Say how many lines contain the string "name". Give no other output.

[Dataset excerpt]
————

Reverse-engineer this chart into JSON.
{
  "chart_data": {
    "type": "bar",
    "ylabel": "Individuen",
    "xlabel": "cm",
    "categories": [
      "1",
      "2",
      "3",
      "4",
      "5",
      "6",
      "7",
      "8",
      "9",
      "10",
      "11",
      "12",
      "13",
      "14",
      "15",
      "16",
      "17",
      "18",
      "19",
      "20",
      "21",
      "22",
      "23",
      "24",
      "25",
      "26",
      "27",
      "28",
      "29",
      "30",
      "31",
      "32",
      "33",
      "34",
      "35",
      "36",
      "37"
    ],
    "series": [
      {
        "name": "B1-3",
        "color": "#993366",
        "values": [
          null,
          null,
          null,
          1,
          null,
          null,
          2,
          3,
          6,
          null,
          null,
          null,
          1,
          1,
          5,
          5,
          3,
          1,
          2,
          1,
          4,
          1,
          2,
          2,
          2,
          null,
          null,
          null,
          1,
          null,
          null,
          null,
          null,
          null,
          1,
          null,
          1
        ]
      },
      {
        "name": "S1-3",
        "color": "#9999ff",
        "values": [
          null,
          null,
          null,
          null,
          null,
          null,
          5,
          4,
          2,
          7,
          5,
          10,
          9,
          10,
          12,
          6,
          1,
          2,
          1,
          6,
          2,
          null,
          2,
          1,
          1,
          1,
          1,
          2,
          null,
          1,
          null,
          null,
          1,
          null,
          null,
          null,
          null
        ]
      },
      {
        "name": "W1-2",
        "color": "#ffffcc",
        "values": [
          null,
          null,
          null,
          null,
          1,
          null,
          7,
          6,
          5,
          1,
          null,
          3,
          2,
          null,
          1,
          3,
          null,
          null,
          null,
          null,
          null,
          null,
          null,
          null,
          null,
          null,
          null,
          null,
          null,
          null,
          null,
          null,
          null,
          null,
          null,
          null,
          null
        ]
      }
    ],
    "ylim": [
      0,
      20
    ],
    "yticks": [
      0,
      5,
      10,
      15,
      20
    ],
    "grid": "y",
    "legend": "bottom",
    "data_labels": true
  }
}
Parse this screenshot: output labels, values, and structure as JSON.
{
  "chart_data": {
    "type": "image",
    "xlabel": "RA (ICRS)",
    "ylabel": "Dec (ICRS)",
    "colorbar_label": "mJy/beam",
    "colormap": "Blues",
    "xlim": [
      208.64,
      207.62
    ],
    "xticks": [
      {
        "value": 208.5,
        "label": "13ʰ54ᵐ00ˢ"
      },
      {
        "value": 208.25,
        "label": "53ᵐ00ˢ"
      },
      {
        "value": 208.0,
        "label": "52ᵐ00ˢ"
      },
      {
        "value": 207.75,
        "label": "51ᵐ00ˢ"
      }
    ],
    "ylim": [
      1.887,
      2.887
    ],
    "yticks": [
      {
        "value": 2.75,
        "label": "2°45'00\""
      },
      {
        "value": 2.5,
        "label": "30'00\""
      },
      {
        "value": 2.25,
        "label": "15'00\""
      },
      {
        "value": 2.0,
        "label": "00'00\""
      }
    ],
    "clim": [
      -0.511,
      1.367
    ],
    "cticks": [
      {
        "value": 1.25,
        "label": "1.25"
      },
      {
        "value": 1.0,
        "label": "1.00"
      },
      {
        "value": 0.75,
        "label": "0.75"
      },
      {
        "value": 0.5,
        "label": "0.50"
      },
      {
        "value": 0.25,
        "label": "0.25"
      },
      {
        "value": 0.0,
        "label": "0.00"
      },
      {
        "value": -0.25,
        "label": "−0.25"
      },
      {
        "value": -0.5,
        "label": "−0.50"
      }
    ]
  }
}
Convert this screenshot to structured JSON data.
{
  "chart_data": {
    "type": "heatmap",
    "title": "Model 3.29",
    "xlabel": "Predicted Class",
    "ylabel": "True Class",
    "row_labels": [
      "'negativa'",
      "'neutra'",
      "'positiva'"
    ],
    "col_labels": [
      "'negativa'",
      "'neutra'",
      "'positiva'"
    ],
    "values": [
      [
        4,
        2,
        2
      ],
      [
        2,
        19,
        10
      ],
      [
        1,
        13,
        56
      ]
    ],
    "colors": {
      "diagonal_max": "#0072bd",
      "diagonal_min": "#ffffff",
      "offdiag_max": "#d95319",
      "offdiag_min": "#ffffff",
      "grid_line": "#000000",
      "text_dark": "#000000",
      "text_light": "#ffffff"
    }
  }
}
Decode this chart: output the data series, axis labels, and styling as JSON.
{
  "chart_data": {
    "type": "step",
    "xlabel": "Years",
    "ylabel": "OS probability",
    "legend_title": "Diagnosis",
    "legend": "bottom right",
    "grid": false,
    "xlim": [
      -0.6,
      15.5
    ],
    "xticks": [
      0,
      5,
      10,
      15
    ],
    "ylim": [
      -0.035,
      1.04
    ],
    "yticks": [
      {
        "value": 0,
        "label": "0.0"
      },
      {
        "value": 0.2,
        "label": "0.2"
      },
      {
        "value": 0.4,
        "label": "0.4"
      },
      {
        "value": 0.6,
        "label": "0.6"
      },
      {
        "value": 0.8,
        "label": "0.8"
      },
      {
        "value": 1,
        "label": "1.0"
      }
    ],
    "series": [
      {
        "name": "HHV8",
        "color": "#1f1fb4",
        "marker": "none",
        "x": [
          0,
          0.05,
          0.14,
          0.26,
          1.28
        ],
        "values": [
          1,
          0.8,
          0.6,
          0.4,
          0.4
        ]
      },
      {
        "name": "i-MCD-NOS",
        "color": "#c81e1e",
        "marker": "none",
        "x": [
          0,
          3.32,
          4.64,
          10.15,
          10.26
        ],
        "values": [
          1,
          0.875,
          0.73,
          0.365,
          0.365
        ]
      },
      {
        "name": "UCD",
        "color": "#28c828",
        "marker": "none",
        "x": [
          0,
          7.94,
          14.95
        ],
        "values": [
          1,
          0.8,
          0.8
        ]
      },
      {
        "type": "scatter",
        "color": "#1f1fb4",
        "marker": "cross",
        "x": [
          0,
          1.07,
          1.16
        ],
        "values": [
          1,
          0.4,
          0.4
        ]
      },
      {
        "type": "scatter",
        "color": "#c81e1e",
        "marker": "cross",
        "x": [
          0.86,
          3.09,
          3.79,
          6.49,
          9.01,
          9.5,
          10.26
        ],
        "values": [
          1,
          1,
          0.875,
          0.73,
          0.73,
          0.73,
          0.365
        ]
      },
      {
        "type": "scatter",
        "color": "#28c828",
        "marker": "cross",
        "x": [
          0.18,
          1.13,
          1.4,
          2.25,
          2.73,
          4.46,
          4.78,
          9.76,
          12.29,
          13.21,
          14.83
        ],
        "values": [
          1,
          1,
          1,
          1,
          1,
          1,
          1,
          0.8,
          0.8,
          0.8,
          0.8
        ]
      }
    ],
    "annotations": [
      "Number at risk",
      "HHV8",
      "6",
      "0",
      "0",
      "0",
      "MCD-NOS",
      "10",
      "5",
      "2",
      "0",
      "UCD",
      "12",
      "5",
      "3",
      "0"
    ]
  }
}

————

**Solution for this task:**
6